------ MATERIAL FOR THE TASK ------
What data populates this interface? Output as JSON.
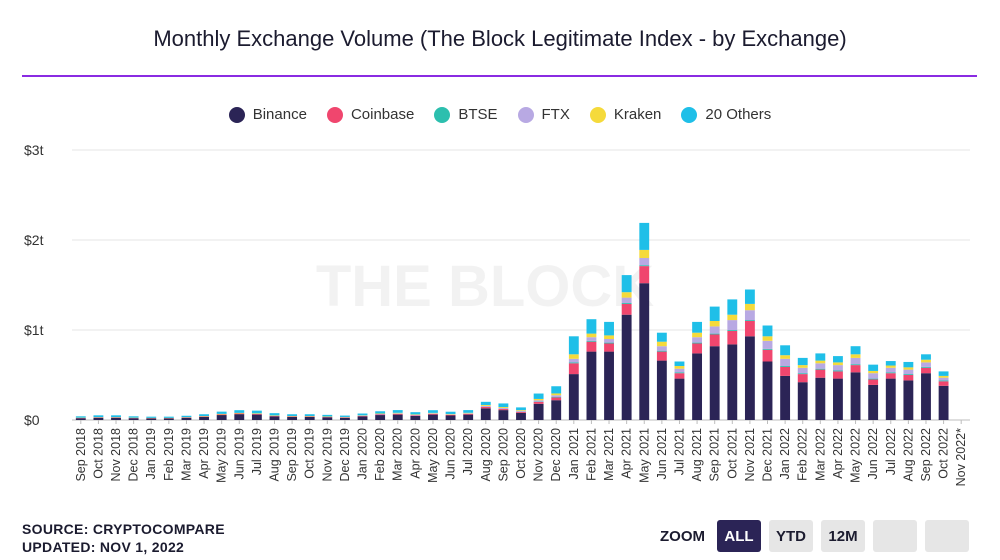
{
  "title": "Monthly Exchange Volume (The Block Legitimate Index - by Exchange)",
  "watermark": "THE BLOCK",
  "footer": {
    "source": "SOURCE: CRYPTOCOMPARE",
    "updated": "UPDATED: NOV 1, 2022"
  },
  "zoom": {
    "label": "ZOOM",
    "buttons": [
      "ALL",
      "YTD",
      "12M",
      "",
      ""
    ],
    "active": "ALL"
  },
  "colors": {
    "title_rule": "#8a2be2",
    "zoom_active": "#2b2456"
  },
  "chart_data": {
    "type": "bar",
    "stacked": true,
    "legend_position": "top-center",
    "grid": true,
    "y_ticks": [
      "$0",
      "$1t",
      "$2t",
      "$3t"
    ],
    "ylim": [
      0,
      3000
    ],
    "y_unit": "billions USD",
    "categories": [
      "Sep 2018",
      "Oct 2018",
      "Nov 2018",
      "Dec 2018",
      "Jan 2019",
      "Feb 2019",
      "Mar 2019",
      "Apr 2019",
      "May 2019",
      "Jun 2019",
      "Jul 2019",
      "Aug 2019",
      "Sep 2019",
      "Oct 2019",
      "Nov 2019",
      "Dec 2019",
      "Jan 2020",
      "Feb 2020",
      "Mar 2020",
      "Apr 2020",
      "May 2020",
      "Jun 2020",
      "Jul 2020",
      "Aug 2020",
      "Sep 2020",
      "Oct 2020",
      "Nov 2020",
      "Dec 2020",
      "Jan 2021",
      "Feb 2021",
      "Mar 2021",
      "Apr 2021",
      "May 2021",
      "Jun 2021",
      "Jul 2021",
      "Aug 2021",
      "Sep 2021",
      "Oct 2021",
      "Nov 2021",
      "Dec 2021",
      "Jan 2022",
      "Feb 2022",
      "Mar 2022",
      "Apr 2022",
      "May 2022",
      "Jun 2022",
      "Jul 2022",
      "Aug 2022",
      "Sep 2022",
      "Oct 2022",
      "Nov 2022*"
    ],
    "series": [
      {
        "name": "Binance",
        "color": "#2b2456",
        "values": [
          20,
          25,
          25,
          20,
          18,
          18,
          25,
          35,
          55,
          65,
          60,
          40,
          35,
          35,
          30,
          25,
          40,
          55,
          60,
          45,
          60,
          50,
          60,
          130,
          110,
          80,
          180,
          220,
          510,
          760,
          760,
          1170,
          1520,
          660,
          460,
          740,
          820,
          840,
          930,
          650,
          490,
          420,
          470,
          460,
          530,
          390,
          460,
          440,
          520,
          380,
          0
        ]
      },
      {
        "name": "Coinbase",
        "color": "#f0466e",
        "values": [
          3,
          4,
          4,
          3,
          3,
          3,
          4,
          5,
          7,
          8,
          8,
          6,
          5,
          5,
          5,
          4,
          5,
          7,
          8,
          7,
          8,
          7,
          8,
          15,
          12,
          10,
          20,
          30,
          120,
          110,
          90,
          120,
          190,
          100,
          60,
          110,
          130,
          150,
          170,
          130,
          100,
          90,
          90,
          80,
          80,
          60,
          60,
          60,
          60,
          50,
          0
        ]
      },
      {
        "name": "BTSE",
        "color": "#2cbfae",
        "values": [
          0,
          0,
          0,
          0,
          0,
          0,
          0,
          0,
          0,
          0,
          0,
          0,
          0,
          0,
          0,
          0,
          0,
          0,
          0,
          0,
          0,
          0,
          0,
          2,
          2,
          2,
          4,
          5,
          10,
          10,
          10,
          10,
          10,
          10,
          10,
          10,
          10,
          10,
          10,
          10,
          10,
          10,
          10,
          10,
          10,
          10,
          10,
          10,
          10,
          10,
          0
        ]
      },
      {
        "name": "FTX",
        "color": "#b8a9e3",
        "values": [
          0,
          0,
          0,
          0,
          0,
          0,
          0,
          0,
          0,
          0,
          0,
          0,
          0,
          0,
          0,
          2,
          3,
          5,
          6,
          5,
          6,
          5,
          6,
          10,
          10,
          10,
          15,
          20,
          40,
          40,
          40,
          60,
          80,
          50,
          40,
          60,
          80,
          110,
          110,
          90,
          80,
          60,
          60,
          60,
          70,
          60,
          50,
          50,
          50,
          30,
          0
        ]
      },
      {
        "name": "Kraken",
        "color": "#f5da3b",
        "values": [
          3,
          3,
          3,
          3,
          3,
          3,
          3,
          4,
          6,
          6,
          6,
          5,
          4,
          4,
          4,
          3,
          4,
          5,
          6,
          5,
          5,
          5,
          6,
          10,
          10,
          8,
          15,
          20,
          50,
          40,
          40,
          60,
          90,
          50,
          30,
          50,
          60,
          60,
          70,
          50,
          40,
          30,
          30,
          30,
          40,
          25,
          25,
          25,
          30,
          20,
          0
        ]
      },
      {
        "name": "20 Others",
        "color": "#1fbfe8",
        "values": [
          15,
          20,
          20,
          15,
          13,
          13,
          15,
          20,
          25,
          30,
          30,
          25,
          20,
          20,
          18,
          15,
          20,
          25,
          30,
          25,
          30,
          25,
          30,
          35,
          40,
          30,
          60,
          80,
          200,
          160,
          150,
          190,
          300,
          100,
          50,
          120,
          160,
          170,
          160,
          120,
          110,
          80,
          80,
          70,
          90,
          70,
          50,
          60,
          60,
          50,
          0
        ]
      }
    ]
  }
}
------
■ YOUR INSTRUCTIONS
Pictures stay out; repeat all the rest of the records exactly.

■ OUTPUT OF THE EXERCISE
What data populates this interface? Output as JSON.
{
  "title": "Monthly Exchange Volume (The Block Legitimate Index - by Exchange)",
  "watermark": "THE BLOCK",
  "footer": {
    "source": "SOURCE: CRYPTOCOMPARE",
    "updated": "UPDATED: NOV 1, 2022"
  },
  "zoom": {
    "label": "ZOOM",
    "buttons": [
      "ALL",
      "YTD",
      "12M",
      "",
      ""
    ],
    "active": "ALL"
  },
  "colors": {
    "title_rule": "#8a2be2",
    "zoom_active": "#2b2456"
  },
  "chart_data": {
    "type": "bar",
    "stacked": true,
    "legend_position": "top-center",
    "grid": true,
    "y_ticks": [
      "$0",
      "$1t",
      "$2t",
      "$3t"
    ],
    "ylim": [
      0,
      3000
    ],
    "y_unit": "billions USD",
    "categories": [
      "Sep 2018",
      "Oct 2018",
      "Nov 2018",
      "Dec 2018",
      "Jan 2019",
      "Feb 2019",
      "Mar 2019",
      "Apr 2019",
      "May 2019",
      "Jun 2019",
      "Jul 2019",
      "Aug 2019",
      "Sep 2019",
      "Oct 2019",
      "Nov 2019",
      "Dec 2019",
      "Jan 2020",
      "Feb 2020",
      "Mar 2020",
      "Apr 2020",
      "May 2020",
      "Jun 2020",
      "Jul 2020",
      "Aug 2020",
      "Sep 2020",
      "Oct 2020",
      "Nov 2020",
      "Dec 2020",
      "Jan 2021",
      "Feb 2021",
      "Mar 2021",
      "Apr 2021",
      "May 2021",
      "Jun 2021",
      "Jul 2021",
      "Aug 2021",
      "Sep 2021",
      "Oct 2021",
      "Nov 2021",
      "Dec 2021",
      "Jan 2022",
      "Feb 2022",
      "Mar 2022",
      "Apr 2022",
      "May 2022",
      "Jun 2022",
      "Jul 2022",
      "Aug 2022",
      "Sep 2022",
      "Oct 2022",
      "Nov 2022*"
    ],
    "series": [
      {
        "name": "Binance",
        "color": "#2b2456",
        "values": [
          20,
          25,
          25,
          20,
          18,
          18,
          25,
          35,
          55,
          65,
          60,
          40,
          35,
          35,
          30,
          25,
          40,
          55,
          60,
          45,
          60,
          50,
          60,
          130,
          110,
          80,
          180,
          220,
          510,
          760,
          760,
          1170,
          1520,
          660,
          460,
          740,
          820,
          840,
          930,
          650,
          490,
          420,
          470,
          460,
          530,
          390,
          460,
          440,
          520,
          380,
          0
        ]
      },
      {
        "name": "Coinbase",
        "color": "#f0466e",
        "values": [
          3,
          4,
          4,
          3,
          3,
          3,
          4,
          5,
          7,
          8,
          8,
          6,
          5,
          5,
          5,
          4,
          5,
          7,
          8,
          7,
          8,
          7,
          8,
          15,
          12,
          10,
          20,
          30,
          120,
          110,
          90,
          120,
          190,
          100,
          60,
          110,
          130,
          150,
          170,
          130,
          100,
          90,
          90,
          80,
          80,
          60,
          60,
          60,
          60,
          50,
          0
        ]
      },
      {
        "name": "BTSE",
        "color": "#2cbfae",
        "values": [
          0,
          0,
          0,
          0,
          0,
          0,
          0,
          0,
          0,
          0,
          0,
          0,
          0,
          0,
          0,
          0,
          0,
          0,
          0,
          0,
          0,
          0,
          0,
          2,
          2,
          2,
          4,
          5,
          10,
          10,
          10,
          10,
          10,
          10,
          10,
          10,
          10,
          10,
          10,
          10,
          10,
          10,
          10,
          10,
          10,
          10,
          10,
          10,
          10,
          10,
          0
        ]
      },
      {
        "name": "FTX",
        "color": "#b8a9e3",
        "values": [
          0,
          0,
          0,
          0,
          0,
          0,
          0,
          0,
          0,
          0,
          0,
          0,
          0,
          0,
          0,
          2,
          3,
          5,
          6,
          5,
          6,
          5,
          6,
          10,
          10,
          10,
          15,
          20,
          40,
          40,
          40,
          60,
          80,
          50,
          40,
          60,
          80,
          110,
          110,
          90,
          80,
          60,
          60,
          60,
          70,
          60,
          50,
          50,
          50,
          30,
          0
        ]
      },
      {
        "name": "Kraken",
        "color": "#f5da3b",
        "values": [
          3,
          3,
          3,
          3,
          3,
          3,
          3,
          4,
          6,
          6,
          6,
          5,
          4,
          4,
          4,
          3,
          4,
          5,
          6,
          5,
          5,
          5,
          6,
          10,
          10,
          8,
          15,
          20,
          50,
          40,
          40,
          60,
          90,
          50,
          30,
          50,
          60,
          60,
          70,
          50,
          40,
          30,
          30,
          30,
          40,
          25,
          25,
          25,
          30,
          20,
          0
        ]
      },
      {
        "name": "20 Others",
        "color": "#1fbfe8",
        "values": [
          15,
          20,
          20,
          15,
          13,
          13,
          15,
          20,
          25,
          30,
          30,
          25,
          20,
          20,
          18,
          15,
          20,
          25,
          30,
          25,
          30,
          25,
          30,
          35,
          40,
          30,
          60,
          80,
          200,
          160,
          150,
          190,
          300,
          100,
          50,
          120,
          160,
          170,
          160,
          120,
          110,
          80,
          80,
          70,
          90,
          70,
          50,
          60,
          60,
          50,
          0
        ]
      }
    ]
  }
}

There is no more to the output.